__Objective__. Select the lines that contain "megismerése" and copy each of them.
-- Start Record list --
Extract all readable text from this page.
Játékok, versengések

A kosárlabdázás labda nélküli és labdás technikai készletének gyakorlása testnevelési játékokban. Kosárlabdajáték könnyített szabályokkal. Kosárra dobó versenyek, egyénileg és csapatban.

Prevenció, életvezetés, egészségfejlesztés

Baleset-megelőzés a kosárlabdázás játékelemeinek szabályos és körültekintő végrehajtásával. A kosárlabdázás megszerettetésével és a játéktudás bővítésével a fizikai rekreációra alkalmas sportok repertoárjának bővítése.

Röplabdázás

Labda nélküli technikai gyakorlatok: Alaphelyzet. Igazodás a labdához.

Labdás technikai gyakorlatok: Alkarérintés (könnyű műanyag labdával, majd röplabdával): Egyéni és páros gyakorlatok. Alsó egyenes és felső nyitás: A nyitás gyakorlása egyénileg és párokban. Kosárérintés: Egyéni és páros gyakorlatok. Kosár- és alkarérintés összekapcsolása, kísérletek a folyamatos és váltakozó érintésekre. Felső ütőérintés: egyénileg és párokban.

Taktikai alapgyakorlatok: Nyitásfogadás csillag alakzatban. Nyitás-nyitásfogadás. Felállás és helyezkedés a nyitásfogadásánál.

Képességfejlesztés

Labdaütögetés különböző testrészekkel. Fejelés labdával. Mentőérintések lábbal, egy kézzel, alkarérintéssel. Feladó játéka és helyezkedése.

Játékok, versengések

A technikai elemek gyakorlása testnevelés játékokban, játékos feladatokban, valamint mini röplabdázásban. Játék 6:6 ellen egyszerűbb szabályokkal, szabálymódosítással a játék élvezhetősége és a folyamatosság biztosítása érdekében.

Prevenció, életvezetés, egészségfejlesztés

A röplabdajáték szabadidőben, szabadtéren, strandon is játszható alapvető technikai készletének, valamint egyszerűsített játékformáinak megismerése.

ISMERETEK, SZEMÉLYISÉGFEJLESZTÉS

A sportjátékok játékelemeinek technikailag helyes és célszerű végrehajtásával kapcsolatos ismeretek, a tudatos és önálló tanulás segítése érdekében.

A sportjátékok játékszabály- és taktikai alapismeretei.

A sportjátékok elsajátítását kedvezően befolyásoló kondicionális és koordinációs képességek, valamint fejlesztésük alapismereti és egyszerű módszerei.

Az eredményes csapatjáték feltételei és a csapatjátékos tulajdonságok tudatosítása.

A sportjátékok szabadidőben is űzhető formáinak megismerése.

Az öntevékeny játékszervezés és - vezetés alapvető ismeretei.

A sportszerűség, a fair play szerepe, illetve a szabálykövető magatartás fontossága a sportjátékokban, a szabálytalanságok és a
-- End Record list --
__Result below__.
A röplabdajáték szabadidőben, szabadtéren, strandon is játszható alapvető technikai készletének, valamint egyszerűsített játékformáinak megismerése.
A sportjátékok szabadidőben is űzhető formáinak megismerése.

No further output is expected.